[BEGIN LISTING]
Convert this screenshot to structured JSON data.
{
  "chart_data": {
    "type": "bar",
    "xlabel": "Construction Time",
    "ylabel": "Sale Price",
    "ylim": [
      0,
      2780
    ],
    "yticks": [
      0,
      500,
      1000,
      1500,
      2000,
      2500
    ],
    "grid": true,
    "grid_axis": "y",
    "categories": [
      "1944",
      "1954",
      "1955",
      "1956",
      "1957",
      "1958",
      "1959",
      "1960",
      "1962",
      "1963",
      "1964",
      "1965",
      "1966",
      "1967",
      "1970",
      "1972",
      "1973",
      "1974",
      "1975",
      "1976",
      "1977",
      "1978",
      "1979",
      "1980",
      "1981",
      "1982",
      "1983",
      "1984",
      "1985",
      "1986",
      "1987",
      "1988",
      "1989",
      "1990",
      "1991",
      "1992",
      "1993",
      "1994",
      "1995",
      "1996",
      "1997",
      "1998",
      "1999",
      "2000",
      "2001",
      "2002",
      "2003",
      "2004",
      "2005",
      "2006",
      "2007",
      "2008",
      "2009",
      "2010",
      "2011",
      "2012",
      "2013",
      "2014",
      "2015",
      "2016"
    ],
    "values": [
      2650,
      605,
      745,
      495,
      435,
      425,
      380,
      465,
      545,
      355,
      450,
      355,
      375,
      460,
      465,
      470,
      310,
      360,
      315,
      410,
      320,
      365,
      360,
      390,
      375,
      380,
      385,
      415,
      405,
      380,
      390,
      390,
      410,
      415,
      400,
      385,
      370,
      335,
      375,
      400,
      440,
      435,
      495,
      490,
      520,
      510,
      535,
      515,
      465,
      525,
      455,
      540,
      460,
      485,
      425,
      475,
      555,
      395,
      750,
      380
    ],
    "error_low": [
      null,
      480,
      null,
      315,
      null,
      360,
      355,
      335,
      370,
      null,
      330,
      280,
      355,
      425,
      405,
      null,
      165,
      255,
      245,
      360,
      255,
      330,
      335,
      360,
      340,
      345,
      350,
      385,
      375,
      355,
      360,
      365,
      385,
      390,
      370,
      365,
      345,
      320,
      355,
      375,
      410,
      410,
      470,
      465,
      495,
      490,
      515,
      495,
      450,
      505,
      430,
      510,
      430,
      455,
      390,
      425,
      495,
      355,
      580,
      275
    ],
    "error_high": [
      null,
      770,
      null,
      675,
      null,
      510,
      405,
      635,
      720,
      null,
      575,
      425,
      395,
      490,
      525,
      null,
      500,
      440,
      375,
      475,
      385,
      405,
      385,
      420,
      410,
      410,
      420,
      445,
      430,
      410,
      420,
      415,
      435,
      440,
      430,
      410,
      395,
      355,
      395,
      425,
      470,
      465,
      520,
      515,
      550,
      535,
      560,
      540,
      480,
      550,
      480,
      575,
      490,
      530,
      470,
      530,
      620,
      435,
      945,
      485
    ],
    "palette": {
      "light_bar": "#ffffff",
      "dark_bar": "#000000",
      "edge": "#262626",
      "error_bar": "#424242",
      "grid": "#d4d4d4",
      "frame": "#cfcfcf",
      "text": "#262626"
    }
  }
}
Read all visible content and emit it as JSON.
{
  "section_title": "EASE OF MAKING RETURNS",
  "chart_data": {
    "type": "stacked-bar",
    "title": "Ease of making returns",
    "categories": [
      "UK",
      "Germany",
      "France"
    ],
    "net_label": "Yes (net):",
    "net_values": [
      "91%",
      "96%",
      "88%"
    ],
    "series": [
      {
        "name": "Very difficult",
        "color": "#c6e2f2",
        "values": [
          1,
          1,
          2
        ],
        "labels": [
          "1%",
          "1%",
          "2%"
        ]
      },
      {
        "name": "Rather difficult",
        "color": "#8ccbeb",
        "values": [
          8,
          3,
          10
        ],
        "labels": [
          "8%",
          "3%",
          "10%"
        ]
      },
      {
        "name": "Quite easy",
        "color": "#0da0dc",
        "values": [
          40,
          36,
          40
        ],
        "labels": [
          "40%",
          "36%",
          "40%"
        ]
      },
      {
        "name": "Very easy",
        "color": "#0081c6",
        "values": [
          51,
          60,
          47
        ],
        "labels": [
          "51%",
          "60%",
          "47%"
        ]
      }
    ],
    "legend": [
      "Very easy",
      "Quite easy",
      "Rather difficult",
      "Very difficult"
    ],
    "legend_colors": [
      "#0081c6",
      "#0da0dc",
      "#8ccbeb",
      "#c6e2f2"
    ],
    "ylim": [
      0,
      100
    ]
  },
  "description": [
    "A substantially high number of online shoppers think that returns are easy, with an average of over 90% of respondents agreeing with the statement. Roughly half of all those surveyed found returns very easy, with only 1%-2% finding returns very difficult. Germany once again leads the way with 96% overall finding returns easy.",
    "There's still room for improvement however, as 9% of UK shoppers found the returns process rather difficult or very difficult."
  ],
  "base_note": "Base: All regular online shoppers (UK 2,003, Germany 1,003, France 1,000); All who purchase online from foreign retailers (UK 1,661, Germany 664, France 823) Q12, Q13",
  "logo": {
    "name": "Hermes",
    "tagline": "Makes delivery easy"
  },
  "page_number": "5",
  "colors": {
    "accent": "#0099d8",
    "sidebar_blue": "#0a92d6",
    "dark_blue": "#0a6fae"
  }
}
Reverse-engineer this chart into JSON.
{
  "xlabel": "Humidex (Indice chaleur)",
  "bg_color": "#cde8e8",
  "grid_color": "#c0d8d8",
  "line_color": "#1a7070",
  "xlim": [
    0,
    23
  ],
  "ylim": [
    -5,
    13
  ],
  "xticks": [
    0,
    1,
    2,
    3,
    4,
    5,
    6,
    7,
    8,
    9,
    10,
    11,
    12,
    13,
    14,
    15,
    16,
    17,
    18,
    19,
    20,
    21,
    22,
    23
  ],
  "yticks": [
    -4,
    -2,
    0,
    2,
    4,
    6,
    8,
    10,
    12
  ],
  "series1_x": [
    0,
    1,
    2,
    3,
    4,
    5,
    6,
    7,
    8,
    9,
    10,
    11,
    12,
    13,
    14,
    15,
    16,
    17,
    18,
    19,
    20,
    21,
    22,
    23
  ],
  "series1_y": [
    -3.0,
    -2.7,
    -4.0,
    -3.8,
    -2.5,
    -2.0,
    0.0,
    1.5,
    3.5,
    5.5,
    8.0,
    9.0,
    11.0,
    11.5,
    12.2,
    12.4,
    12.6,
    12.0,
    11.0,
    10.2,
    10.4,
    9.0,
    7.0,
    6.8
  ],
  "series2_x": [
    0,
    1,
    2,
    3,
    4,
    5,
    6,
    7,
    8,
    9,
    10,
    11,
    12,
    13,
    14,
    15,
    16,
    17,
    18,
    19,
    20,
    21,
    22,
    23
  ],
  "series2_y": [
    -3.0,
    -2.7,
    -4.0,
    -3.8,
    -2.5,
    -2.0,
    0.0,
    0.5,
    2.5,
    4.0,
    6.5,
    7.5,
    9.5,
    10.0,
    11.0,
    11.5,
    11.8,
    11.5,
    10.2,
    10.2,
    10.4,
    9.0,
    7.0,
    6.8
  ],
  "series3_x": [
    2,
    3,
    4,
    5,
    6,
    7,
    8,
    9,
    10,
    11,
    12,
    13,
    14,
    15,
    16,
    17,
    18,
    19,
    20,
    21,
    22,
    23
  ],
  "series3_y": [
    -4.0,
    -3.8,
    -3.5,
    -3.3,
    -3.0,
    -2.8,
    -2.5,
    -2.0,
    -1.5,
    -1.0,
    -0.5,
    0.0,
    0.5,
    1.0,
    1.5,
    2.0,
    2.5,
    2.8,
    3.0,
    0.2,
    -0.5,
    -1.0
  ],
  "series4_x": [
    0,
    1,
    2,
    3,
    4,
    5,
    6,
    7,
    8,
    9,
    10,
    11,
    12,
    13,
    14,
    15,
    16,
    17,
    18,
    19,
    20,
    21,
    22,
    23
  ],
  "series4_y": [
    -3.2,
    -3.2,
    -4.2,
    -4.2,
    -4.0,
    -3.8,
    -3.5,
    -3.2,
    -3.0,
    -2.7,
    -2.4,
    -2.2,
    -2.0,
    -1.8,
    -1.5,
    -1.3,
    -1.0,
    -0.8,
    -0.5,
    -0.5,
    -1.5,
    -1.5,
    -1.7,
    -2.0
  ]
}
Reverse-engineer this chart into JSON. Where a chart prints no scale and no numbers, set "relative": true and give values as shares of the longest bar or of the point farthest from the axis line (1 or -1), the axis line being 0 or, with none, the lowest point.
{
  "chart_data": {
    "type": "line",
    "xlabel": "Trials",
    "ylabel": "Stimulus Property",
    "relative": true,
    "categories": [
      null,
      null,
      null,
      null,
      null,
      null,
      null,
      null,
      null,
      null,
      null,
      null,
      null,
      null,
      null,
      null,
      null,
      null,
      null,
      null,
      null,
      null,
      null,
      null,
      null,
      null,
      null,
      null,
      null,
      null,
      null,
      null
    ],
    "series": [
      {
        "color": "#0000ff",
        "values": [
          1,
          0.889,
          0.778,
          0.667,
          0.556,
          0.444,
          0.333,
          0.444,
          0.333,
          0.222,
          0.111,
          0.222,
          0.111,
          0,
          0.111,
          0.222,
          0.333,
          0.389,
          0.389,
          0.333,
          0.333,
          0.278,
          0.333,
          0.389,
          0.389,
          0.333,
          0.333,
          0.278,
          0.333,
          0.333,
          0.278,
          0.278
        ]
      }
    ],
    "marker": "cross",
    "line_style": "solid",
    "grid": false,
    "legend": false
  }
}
[END LISTING]
Search the records above for the string "engineer". Copy every line that contains it.

Reverse-engineer this chart into JSON.
Reverse-engineer this chart into JSON. Where a chart prints no scale and no numbers, set "relative": true and give values as shares of the longest bar or of the point farthest from the axis line (1 or -1), the axis line being 0 or, with none, the lowest point.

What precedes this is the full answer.